_Given exercise_:
Identify the lines bearing the string "title" and gather them.

_Dataset records_:
· · · · ·

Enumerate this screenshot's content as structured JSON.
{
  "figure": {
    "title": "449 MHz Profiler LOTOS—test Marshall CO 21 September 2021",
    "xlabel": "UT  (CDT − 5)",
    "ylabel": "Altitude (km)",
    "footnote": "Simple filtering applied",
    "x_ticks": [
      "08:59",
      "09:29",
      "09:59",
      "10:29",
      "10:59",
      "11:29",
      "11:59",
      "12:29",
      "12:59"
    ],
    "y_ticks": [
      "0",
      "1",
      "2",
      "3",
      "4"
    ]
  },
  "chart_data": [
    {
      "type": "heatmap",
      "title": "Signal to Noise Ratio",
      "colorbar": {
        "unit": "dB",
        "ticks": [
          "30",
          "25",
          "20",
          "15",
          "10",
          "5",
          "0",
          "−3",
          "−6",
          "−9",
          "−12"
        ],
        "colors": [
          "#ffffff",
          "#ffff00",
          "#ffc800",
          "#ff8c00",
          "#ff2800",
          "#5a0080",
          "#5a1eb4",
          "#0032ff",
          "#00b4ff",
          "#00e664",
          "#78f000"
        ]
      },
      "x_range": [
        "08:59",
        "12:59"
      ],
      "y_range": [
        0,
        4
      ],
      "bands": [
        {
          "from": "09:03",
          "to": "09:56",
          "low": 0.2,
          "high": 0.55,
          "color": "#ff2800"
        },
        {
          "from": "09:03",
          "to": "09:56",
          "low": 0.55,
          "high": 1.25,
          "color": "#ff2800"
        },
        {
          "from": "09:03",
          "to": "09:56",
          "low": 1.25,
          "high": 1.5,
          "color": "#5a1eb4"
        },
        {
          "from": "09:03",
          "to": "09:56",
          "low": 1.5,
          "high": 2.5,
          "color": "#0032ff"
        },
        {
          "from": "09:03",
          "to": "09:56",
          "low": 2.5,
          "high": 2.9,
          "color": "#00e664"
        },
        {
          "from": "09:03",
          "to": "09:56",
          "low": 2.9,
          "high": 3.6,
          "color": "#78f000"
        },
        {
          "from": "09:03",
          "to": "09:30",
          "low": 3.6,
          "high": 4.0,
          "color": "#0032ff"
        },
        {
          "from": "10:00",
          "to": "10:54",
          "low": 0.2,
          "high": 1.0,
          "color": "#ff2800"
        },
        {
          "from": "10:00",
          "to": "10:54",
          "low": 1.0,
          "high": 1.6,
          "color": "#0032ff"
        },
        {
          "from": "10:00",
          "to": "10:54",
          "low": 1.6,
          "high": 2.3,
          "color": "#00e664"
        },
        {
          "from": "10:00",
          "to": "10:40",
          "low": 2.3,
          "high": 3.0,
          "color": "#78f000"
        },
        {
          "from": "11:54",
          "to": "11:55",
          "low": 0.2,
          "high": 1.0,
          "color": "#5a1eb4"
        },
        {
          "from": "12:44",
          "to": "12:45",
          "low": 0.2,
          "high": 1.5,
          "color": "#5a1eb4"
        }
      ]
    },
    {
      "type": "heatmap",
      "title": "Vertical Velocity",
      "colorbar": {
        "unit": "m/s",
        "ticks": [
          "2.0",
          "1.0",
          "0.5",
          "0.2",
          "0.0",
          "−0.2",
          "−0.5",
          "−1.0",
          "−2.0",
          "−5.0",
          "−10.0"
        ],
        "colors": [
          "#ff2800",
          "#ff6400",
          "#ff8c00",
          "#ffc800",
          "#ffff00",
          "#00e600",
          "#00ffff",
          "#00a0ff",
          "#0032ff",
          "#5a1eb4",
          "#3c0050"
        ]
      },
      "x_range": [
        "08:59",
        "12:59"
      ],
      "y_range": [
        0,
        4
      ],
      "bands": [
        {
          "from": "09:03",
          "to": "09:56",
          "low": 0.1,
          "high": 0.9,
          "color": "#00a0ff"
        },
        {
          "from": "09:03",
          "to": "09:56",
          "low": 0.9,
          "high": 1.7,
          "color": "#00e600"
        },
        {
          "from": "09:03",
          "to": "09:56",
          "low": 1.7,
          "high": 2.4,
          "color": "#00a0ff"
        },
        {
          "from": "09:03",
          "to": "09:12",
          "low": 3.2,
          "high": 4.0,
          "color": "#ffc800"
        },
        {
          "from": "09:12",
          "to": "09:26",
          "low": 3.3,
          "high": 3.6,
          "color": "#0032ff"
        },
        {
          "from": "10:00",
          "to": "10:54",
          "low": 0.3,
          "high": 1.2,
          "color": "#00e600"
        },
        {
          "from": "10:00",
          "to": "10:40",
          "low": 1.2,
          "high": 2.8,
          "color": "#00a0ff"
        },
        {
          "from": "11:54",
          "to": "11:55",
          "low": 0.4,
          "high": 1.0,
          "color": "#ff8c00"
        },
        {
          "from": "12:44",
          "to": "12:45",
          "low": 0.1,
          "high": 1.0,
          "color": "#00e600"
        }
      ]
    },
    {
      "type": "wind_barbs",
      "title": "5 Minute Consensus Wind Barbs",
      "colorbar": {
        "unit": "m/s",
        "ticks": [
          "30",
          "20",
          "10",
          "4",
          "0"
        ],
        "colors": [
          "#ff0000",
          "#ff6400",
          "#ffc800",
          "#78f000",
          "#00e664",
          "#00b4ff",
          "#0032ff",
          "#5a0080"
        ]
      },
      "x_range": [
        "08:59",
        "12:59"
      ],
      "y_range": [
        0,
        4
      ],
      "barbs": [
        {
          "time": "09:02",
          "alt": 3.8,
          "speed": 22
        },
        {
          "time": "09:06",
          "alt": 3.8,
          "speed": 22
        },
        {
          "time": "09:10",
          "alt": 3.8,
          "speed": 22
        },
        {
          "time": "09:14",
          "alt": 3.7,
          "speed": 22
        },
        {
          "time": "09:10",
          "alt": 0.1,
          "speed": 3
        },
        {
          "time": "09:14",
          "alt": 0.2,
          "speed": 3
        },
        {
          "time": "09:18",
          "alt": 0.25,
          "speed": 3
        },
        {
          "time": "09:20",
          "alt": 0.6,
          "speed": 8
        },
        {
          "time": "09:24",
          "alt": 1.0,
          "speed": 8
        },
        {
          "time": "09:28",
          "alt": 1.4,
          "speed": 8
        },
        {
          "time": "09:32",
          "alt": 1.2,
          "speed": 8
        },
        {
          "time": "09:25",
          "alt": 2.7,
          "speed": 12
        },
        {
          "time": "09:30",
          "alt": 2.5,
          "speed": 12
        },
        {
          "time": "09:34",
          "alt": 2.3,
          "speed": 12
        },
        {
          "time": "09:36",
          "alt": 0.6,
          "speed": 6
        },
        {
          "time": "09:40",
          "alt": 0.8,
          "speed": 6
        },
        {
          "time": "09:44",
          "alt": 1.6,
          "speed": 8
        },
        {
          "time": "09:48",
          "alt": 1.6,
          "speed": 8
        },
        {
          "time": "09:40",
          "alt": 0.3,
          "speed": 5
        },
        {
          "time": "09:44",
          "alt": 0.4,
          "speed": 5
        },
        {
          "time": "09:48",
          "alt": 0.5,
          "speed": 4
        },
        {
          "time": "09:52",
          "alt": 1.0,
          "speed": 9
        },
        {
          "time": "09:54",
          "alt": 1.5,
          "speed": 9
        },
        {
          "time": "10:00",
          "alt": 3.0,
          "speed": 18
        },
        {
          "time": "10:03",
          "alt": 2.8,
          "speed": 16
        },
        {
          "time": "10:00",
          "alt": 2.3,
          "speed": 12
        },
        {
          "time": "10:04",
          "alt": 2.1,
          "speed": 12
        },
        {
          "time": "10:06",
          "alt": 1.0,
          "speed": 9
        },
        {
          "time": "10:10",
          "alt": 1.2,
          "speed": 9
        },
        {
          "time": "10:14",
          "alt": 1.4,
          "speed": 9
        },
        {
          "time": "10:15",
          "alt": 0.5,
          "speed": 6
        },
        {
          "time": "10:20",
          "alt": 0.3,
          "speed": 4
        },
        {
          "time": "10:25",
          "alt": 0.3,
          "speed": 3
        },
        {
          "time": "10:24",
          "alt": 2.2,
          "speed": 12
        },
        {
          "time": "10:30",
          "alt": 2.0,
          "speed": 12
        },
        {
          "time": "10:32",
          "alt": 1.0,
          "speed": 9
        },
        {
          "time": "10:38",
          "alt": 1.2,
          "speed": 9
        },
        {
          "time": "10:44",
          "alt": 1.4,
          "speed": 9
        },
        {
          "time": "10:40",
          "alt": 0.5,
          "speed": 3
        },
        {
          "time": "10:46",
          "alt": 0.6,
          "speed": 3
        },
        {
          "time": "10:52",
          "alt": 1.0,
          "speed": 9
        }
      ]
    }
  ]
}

· · · · ·

_Written response_:
    "title": "449 MHz Profiler LOTOS—test Marshall CO 21 September 2021",
      "title": "Signal to Noise Ratio",
      "title": "Vertical Velocity",
      "title": "5 Minute Consensus Wind Barbs",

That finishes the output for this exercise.